» Your instructions:
Copy every line of the records below that holds the word "Income".

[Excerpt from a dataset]
####
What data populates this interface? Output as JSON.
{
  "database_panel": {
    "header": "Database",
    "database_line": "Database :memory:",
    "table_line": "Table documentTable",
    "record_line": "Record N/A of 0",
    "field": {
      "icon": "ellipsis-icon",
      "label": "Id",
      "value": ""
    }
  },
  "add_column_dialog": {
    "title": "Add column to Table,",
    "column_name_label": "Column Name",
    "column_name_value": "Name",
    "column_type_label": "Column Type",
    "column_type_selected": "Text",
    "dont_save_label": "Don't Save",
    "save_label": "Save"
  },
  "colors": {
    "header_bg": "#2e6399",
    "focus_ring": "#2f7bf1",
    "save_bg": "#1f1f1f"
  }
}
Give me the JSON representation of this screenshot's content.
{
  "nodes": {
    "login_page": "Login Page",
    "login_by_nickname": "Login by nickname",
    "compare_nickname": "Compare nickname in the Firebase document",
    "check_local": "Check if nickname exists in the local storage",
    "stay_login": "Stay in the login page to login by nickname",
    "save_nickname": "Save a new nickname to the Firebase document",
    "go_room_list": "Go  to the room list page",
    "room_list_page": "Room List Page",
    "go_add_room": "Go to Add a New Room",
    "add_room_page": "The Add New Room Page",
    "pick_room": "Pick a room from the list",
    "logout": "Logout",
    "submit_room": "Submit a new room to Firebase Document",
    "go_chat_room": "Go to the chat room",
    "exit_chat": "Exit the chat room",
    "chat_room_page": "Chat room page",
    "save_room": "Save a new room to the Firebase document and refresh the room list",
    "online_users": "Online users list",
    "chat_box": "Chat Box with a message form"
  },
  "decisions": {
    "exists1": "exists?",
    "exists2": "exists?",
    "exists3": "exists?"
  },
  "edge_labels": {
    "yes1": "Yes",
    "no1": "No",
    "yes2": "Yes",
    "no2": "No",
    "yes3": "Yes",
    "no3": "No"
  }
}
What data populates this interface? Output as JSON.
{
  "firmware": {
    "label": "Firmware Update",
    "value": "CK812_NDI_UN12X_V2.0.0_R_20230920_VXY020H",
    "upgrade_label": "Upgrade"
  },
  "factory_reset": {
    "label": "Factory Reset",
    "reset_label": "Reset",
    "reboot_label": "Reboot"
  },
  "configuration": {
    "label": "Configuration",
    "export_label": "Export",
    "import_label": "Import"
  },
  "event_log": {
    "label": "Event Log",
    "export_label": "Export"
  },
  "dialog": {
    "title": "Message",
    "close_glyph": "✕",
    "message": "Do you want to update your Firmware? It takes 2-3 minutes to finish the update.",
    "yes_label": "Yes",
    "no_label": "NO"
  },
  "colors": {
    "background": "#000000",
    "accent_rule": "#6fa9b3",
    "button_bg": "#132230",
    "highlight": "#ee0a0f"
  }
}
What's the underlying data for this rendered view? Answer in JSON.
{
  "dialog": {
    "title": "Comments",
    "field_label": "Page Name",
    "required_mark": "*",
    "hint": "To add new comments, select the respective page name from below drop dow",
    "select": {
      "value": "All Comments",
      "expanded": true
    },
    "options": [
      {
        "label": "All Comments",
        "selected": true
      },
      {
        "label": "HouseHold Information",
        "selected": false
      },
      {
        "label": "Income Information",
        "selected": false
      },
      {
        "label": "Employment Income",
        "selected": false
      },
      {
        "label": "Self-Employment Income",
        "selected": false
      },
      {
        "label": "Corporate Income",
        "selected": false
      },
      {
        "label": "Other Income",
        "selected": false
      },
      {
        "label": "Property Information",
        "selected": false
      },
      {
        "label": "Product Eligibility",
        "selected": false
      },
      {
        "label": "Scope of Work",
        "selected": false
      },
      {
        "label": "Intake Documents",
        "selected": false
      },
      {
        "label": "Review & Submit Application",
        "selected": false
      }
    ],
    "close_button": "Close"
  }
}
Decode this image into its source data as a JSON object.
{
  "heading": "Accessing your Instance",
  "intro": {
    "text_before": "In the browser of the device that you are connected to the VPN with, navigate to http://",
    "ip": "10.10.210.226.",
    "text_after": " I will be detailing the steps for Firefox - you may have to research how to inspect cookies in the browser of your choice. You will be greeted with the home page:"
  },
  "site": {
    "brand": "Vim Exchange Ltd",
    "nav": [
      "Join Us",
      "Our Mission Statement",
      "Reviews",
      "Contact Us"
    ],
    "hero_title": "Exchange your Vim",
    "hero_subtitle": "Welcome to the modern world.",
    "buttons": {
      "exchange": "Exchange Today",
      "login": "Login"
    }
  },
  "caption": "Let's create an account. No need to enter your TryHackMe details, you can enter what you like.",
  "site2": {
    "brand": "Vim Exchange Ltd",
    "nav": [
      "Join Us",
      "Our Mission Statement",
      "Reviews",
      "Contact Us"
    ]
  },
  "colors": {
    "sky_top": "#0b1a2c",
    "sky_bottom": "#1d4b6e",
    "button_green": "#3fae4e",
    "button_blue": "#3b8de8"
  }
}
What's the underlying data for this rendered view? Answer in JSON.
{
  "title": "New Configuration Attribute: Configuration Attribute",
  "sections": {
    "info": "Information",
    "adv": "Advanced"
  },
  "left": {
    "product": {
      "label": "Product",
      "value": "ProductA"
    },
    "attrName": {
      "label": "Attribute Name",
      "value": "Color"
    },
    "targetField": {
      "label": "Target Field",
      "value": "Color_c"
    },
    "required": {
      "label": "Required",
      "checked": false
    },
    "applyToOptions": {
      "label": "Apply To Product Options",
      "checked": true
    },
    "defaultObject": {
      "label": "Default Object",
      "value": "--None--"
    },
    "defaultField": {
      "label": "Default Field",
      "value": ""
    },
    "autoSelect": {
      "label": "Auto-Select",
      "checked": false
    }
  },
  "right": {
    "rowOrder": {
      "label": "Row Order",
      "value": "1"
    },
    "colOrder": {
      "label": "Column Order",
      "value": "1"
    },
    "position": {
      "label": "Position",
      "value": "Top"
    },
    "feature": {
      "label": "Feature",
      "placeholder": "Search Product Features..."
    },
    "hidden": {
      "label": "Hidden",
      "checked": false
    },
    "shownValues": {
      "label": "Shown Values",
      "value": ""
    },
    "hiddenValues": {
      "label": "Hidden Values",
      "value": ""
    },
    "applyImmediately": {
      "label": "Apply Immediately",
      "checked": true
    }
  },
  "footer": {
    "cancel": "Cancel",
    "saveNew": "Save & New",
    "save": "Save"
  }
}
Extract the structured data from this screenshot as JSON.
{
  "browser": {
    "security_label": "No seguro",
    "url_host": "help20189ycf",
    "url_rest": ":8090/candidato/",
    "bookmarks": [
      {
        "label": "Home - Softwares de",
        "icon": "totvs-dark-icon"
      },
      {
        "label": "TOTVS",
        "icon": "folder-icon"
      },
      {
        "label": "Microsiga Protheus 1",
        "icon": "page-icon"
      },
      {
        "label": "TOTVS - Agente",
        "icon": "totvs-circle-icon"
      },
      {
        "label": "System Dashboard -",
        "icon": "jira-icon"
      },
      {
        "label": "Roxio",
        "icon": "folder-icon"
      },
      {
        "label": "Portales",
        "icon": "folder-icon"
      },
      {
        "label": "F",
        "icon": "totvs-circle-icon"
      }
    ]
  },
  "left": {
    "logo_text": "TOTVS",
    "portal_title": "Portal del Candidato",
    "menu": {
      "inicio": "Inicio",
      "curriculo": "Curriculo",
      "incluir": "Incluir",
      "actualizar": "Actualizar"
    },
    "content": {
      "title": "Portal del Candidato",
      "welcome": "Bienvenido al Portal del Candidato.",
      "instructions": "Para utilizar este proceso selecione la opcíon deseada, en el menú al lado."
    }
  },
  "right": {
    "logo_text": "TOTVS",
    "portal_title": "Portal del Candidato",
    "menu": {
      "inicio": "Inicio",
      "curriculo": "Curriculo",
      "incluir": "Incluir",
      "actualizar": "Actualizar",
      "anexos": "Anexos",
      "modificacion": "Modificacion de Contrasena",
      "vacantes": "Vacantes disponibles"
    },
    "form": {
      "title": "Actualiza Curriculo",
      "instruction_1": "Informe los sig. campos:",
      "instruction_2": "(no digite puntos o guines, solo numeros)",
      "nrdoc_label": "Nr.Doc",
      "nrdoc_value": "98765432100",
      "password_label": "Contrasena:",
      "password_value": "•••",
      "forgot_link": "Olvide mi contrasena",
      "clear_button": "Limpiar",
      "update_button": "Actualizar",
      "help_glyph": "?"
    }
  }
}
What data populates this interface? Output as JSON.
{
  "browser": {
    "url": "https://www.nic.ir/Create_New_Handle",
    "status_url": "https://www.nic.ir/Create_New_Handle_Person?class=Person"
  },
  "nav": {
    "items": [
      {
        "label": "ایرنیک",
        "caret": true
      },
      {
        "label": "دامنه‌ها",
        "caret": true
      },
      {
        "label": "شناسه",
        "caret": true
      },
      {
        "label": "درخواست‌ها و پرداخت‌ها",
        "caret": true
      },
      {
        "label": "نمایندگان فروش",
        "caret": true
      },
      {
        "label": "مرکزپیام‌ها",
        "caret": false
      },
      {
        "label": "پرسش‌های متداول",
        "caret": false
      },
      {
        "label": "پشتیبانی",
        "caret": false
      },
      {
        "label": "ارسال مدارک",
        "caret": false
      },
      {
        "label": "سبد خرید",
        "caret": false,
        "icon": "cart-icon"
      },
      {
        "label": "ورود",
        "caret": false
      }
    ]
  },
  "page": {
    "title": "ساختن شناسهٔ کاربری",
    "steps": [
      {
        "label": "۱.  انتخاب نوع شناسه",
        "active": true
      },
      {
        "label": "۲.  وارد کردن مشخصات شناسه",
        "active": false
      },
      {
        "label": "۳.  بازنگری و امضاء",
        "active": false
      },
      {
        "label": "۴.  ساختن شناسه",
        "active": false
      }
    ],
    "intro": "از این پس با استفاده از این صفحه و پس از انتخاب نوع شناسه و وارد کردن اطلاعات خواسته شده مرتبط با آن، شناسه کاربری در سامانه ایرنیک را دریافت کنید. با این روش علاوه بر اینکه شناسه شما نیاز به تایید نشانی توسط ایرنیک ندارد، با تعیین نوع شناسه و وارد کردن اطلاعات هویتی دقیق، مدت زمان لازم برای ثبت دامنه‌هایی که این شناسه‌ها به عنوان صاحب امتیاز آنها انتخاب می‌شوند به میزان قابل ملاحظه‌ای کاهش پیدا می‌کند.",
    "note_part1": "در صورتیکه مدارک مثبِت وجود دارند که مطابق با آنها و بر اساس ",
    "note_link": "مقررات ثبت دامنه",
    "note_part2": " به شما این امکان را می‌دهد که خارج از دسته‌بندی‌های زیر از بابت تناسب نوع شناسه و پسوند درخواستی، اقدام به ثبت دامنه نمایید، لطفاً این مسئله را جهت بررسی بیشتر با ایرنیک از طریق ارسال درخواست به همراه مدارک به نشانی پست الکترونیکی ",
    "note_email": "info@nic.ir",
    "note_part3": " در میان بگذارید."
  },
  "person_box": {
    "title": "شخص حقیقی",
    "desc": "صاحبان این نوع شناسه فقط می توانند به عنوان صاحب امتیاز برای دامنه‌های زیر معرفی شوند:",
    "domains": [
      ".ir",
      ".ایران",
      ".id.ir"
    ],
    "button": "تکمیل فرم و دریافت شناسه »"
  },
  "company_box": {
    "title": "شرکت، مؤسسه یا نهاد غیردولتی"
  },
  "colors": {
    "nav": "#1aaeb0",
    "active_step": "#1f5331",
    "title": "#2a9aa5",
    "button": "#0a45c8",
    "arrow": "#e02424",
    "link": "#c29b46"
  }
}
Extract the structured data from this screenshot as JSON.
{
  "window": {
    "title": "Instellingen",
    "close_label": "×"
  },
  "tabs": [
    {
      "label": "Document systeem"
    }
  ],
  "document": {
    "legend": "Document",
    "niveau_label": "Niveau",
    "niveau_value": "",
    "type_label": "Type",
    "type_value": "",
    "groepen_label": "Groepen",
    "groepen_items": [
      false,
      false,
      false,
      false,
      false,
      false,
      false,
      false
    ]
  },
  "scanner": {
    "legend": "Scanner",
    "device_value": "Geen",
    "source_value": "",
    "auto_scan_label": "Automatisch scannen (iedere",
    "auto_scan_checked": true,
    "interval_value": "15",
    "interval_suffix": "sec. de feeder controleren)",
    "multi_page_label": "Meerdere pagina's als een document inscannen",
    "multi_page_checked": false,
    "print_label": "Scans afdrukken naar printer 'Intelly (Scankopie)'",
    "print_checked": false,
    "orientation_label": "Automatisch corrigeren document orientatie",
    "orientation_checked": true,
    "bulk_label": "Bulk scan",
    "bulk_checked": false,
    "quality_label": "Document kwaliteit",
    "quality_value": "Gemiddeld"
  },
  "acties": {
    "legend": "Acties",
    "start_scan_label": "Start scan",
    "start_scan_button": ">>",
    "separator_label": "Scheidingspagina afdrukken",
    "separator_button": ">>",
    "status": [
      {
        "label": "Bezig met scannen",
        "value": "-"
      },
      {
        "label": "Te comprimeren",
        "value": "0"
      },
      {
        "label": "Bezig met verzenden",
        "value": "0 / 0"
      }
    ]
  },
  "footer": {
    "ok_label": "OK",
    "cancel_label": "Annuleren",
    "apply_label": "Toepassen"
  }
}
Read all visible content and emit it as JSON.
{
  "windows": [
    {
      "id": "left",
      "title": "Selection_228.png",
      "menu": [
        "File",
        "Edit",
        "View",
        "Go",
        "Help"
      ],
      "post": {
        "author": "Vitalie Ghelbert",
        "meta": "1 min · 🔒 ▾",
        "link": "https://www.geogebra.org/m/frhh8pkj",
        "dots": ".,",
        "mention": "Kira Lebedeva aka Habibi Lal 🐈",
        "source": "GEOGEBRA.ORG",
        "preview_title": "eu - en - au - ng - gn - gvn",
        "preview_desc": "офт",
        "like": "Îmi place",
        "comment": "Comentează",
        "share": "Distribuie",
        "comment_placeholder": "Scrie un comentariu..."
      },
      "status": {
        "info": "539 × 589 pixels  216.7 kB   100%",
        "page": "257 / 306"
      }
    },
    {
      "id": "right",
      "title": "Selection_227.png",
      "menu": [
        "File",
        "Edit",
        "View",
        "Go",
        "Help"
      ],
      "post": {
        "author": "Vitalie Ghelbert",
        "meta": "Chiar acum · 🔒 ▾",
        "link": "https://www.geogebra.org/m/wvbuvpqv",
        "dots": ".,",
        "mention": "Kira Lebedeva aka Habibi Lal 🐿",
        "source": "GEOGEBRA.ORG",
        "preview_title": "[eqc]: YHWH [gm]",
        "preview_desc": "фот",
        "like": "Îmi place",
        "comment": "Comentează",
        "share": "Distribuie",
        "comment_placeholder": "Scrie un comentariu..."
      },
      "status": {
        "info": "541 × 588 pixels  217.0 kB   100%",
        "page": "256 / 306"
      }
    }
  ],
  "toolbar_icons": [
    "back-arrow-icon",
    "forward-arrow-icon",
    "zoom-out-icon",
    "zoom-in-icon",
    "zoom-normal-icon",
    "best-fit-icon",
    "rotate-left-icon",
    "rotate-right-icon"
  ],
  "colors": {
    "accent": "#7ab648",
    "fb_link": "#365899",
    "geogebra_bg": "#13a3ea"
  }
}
####
» Reply to the task:
        "label": "Income Information",
        "label": "Employment Income",
        "label": "Self-Employment Income",
        "label": "Corporate Income",
        "label": "Other Income",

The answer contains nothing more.